Consigne écrite ▸ Recopiez uniquement les lignes comprises entre celle qui contient "blue-series-line [900, 429, 1078, 490]" et celle qui contient "resonance-label: 3:1 [648, 46, 662, 58]", incluses, en remplaçant "region-label" par "area-label" sans rien modifier d'autre.

Entrées ▸
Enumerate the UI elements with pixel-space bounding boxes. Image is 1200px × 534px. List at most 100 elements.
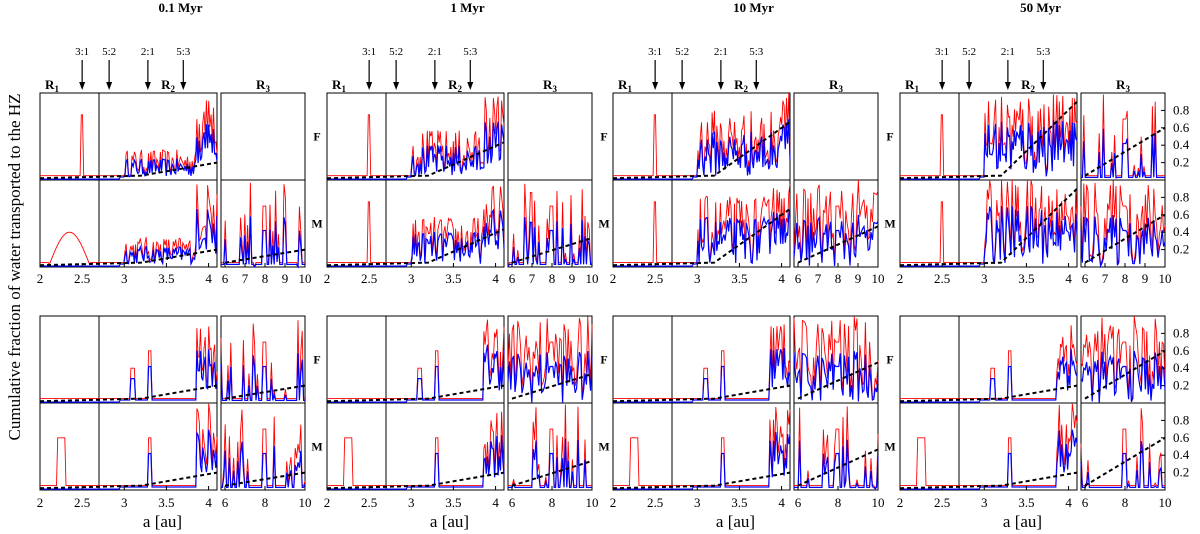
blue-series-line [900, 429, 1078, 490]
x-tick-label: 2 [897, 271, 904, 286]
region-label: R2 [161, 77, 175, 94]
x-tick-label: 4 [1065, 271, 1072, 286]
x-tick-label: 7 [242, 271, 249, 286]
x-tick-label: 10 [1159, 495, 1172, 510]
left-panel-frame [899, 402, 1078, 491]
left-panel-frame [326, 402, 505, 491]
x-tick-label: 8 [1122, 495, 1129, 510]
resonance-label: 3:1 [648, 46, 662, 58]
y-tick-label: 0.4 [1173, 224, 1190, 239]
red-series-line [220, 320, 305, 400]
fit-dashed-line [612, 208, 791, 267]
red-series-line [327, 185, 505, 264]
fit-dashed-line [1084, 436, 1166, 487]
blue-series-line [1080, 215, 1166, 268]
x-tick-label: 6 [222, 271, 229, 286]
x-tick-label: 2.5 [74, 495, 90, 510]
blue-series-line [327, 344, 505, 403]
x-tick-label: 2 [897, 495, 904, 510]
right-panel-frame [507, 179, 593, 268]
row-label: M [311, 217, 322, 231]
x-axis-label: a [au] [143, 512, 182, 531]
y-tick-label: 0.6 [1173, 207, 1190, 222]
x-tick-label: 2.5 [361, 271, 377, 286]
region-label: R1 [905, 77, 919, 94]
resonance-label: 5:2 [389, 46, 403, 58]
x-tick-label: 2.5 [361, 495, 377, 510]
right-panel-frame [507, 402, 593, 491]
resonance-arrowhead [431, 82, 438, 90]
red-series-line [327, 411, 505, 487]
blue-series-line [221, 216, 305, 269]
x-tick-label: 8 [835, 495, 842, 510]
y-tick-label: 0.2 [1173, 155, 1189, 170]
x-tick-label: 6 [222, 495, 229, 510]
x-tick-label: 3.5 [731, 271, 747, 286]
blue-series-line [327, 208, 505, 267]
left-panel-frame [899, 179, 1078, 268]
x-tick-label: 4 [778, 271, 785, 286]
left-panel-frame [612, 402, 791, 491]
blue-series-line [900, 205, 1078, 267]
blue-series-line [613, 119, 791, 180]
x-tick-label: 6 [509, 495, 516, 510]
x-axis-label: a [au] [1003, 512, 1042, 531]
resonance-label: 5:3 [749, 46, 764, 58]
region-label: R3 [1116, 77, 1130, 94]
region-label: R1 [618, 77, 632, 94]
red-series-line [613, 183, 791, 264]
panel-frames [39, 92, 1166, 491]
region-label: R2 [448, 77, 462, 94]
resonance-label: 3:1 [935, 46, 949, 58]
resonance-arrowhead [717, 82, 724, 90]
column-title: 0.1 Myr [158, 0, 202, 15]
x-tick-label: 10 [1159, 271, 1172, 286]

Solution proposée ▸
blue-series-line [900, 429, 1078, 490]
x-tick-label: 2 [897, 271, 904, 286]
area-label: R2 [161, 77, 175, 94]
x-tick-label: 4 [1065, 271, 1072, 286]
x-tick-label: 7 [242, 271, 249, 286]
x-tick-label: 10 [1159, 495, 1172, 510]
left-panel-frame [899, 402, 1078, 491]
left-panel-frame [326, 402, 505, 491]
x-tick-label: 8 [1122, 495, 1129, 510]
resonance-label: 3:1 [648, 46, 662, 58]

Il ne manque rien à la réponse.